▶ **Information supplied**:
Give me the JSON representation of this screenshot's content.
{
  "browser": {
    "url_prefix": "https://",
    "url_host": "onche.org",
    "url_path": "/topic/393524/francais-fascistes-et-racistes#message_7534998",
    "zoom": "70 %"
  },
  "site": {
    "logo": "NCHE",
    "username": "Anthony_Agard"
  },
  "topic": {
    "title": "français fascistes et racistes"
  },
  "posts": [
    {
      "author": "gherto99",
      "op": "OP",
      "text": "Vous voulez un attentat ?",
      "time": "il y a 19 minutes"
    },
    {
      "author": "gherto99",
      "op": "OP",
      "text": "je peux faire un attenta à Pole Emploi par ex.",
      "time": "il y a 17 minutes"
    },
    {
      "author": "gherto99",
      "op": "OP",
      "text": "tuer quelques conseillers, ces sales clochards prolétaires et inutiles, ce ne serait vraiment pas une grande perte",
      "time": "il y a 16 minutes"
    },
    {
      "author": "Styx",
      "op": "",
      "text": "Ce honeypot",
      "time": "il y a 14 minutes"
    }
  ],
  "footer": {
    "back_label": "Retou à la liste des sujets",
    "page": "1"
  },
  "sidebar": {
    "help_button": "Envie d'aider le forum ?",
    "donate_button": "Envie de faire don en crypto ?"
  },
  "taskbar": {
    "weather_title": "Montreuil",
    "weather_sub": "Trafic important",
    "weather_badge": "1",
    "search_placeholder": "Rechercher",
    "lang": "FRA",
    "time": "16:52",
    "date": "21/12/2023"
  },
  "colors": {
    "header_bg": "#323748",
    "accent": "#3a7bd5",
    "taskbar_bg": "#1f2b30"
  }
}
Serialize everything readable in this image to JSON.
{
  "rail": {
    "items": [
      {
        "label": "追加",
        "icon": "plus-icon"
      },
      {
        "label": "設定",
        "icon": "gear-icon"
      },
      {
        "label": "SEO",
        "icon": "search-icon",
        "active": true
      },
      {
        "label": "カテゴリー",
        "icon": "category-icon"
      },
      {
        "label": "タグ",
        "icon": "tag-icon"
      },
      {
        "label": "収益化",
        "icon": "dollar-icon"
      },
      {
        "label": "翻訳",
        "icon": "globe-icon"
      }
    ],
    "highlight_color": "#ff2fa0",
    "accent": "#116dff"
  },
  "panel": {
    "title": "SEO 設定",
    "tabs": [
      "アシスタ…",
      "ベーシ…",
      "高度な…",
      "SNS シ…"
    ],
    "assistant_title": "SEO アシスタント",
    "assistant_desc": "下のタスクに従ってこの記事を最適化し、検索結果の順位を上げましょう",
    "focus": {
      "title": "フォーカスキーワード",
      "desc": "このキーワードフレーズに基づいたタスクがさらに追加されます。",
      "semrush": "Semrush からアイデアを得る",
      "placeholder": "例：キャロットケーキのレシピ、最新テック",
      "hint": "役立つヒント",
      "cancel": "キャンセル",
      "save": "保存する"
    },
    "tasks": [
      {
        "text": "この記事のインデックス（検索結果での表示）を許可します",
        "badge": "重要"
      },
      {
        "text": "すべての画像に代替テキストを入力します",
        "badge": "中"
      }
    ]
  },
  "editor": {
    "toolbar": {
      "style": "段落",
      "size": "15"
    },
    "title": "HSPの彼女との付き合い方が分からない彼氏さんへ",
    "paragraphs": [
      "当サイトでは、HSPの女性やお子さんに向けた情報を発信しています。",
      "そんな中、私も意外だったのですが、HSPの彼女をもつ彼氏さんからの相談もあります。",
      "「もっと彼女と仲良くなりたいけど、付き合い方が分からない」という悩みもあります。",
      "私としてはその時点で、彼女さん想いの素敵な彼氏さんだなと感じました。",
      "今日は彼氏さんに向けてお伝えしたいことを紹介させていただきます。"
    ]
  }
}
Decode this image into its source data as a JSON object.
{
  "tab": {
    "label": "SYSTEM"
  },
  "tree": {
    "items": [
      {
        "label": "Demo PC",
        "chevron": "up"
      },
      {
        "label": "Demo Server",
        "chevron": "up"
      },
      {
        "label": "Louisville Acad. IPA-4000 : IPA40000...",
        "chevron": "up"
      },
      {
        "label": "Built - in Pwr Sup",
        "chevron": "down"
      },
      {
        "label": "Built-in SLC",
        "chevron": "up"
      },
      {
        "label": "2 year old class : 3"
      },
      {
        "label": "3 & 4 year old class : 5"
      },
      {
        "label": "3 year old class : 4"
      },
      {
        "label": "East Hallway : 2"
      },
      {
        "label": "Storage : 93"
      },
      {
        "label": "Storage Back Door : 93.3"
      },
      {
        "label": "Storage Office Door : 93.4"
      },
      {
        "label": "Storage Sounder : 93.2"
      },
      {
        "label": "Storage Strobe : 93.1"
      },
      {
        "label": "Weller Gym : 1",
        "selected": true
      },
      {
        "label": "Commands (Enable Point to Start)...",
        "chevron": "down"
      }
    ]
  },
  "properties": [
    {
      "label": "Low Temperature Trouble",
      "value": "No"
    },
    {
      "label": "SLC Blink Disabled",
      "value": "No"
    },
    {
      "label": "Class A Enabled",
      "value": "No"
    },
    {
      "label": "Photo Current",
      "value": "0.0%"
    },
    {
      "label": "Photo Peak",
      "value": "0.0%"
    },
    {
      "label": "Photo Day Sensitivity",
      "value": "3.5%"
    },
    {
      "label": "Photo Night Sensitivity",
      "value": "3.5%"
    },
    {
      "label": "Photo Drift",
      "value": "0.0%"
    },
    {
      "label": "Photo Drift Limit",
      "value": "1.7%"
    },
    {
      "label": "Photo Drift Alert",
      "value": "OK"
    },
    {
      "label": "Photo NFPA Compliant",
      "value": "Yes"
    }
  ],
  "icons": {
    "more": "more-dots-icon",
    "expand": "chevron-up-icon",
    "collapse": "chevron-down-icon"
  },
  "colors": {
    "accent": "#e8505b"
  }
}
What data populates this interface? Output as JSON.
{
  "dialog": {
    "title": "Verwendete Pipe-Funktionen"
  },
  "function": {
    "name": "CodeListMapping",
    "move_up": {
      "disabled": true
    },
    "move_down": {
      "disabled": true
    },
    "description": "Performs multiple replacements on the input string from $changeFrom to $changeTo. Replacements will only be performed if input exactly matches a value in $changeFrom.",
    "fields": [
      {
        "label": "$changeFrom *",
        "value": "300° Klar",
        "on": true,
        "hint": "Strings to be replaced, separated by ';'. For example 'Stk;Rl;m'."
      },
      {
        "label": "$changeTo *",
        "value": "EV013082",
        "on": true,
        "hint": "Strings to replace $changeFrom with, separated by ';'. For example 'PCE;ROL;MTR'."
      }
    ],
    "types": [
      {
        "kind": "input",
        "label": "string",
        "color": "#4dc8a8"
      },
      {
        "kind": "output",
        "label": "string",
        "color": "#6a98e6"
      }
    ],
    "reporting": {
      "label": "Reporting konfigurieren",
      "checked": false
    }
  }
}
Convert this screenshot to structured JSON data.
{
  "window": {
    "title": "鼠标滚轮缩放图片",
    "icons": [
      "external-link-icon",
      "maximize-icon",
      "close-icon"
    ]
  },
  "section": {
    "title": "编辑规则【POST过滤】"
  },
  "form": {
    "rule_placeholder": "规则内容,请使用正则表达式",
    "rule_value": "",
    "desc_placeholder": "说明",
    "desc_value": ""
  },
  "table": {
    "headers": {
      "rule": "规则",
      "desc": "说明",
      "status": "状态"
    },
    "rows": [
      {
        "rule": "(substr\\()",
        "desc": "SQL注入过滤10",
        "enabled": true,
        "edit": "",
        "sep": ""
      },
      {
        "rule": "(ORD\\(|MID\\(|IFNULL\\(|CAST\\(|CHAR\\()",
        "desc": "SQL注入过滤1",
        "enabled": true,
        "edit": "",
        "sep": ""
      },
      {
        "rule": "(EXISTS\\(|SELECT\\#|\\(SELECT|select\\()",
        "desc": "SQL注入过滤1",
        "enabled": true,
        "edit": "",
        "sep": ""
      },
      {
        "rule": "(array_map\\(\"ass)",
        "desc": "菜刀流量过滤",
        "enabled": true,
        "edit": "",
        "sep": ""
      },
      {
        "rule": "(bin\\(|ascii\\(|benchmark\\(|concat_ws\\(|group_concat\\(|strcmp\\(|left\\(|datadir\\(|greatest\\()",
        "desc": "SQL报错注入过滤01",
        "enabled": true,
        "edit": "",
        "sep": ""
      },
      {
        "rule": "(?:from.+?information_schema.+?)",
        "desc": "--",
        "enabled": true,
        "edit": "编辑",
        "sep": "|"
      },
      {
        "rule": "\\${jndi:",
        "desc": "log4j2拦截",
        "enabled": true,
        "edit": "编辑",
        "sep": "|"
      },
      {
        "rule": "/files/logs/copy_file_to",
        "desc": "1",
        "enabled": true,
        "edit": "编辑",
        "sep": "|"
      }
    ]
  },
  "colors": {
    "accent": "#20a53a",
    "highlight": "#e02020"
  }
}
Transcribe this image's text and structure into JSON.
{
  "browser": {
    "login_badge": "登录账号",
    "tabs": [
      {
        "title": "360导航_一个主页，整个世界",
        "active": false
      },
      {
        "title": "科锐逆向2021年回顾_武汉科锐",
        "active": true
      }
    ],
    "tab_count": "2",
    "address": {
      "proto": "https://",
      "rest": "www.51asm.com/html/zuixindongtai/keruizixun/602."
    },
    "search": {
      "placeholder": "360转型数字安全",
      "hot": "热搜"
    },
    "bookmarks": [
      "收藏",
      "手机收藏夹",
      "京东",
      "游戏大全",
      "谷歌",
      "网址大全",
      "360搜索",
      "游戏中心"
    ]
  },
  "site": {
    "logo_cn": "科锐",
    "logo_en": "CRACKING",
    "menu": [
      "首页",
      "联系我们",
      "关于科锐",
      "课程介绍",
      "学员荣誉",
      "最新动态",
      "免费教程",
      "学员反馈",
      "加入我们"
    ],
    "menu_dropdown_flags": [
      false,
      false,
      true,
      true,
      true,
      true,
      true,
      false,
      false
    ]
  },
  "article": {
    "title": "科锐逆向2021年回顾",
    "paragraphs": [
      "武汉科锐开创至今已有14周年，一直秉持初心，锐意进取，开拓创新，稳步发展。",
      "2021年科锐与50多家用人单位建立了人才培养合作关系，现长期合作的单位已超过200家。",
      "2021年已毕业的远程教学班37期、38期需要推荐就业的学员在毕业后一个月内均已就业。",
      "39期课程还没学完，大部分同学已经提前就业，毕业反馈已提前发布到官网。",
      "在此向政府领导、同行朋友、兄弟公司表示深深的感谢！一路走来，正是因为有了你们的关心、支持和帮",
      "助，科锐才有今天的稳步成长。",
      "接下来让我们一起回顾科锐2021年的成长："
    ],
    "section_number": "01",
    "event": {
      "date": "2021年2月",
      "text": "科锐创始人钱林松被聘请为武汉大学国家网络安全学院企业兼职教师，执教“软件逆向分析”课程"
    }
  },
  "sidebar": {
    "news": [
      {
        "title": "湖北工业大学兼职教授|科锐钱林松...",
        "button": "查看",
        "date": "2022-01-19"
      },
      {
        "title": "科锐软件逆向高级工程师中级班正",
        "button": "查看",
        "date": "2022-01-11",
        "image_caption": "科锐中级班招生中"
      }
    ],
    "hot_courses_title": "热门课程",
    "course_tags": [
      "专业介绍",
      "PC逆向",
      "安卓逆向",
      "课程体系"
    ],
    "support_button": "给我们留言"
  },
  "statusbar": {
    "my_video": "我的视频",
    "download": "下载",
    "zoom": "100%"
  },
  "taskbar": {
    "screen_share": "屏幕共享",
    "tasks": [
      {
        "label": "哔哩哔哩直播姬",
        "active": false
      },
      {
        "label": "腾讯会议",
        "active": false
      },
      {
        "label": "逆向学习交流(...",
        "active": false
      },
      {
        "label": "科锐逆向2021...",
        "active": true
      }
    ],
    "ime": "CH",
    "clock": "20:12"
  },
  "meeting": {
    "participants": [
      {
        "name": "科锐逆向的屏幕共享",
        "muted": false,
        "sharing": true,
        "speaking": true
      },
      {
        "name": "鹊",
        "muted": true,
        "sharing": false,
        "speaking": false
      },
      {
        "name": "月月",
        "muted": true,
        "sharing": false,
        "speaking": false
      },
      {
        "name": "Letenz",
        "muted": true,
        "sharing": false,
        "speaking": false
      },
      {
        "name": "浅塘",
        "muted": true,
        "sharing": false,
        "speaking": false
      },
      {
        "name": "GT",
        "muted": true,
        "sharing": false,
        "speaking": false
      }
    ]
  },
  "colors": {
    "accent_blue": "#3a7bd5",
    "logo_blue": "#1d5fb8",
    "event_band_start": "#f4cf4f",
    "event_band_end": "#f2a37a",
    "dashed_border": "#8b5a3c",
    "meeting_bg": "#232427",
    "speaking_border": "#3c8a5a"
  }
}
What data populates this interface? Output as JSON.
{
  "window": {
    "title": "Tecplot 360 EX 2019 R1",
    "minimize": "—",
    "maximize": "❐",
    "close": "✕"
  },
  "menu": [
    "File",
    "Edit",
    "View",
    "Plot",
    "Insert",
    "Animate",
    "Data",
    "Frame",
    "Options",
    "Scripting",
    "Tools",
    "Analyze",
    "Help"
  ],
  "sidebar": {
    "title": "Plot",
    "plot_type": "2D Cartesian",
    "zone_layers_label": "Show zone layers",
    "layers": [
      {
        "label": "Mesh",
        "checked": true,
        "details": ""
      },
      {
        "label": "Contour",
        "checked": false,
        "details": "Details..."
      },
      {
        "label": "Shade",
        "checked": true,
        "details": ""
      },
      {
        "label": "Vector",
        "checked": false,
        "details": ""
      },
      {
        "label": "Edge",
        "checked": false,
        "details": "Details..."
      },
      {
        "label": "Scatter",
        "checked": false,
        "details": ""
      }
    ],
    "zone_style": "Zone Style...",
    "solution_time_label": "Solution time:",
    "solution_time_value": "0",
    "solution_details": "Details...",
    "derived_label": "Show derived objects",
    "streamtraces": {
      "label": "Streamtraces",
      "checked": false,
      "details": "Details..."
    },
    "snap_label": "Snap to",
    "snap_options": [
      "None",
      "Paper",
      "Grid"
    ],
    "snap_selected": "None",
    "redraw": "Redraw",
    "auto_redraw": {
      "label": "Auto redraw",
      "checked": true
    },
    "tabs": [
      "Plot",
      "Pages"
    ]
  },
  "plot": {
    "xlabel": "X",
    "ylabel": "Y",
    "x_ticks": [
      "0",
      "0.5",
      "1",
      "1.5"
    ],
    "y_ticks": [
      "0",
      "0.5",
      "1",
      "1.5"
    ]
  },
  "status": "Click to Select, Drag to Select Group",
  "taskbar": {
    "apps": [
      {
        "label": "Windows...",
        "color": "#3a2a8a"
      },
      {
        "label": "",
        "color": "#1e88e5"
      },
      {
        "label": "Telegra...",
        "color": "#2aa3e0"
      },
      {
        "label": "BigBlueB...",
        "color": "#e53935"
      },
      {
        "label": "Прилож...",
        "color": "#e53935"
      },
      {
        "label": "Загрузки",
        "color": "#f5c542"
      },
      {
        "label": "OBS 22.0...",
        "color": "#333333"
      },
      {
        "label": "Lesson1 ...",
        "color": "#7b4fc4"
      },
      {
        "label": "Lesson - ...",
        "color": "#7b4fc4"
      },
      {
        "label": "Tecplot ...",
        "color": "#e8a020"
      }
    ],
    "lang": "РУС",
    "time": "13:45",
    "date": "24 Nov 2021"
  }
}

▶ **Given task**:
State how many lines of the listing include "year", and nothing more.

▶ **Response to this task**:
3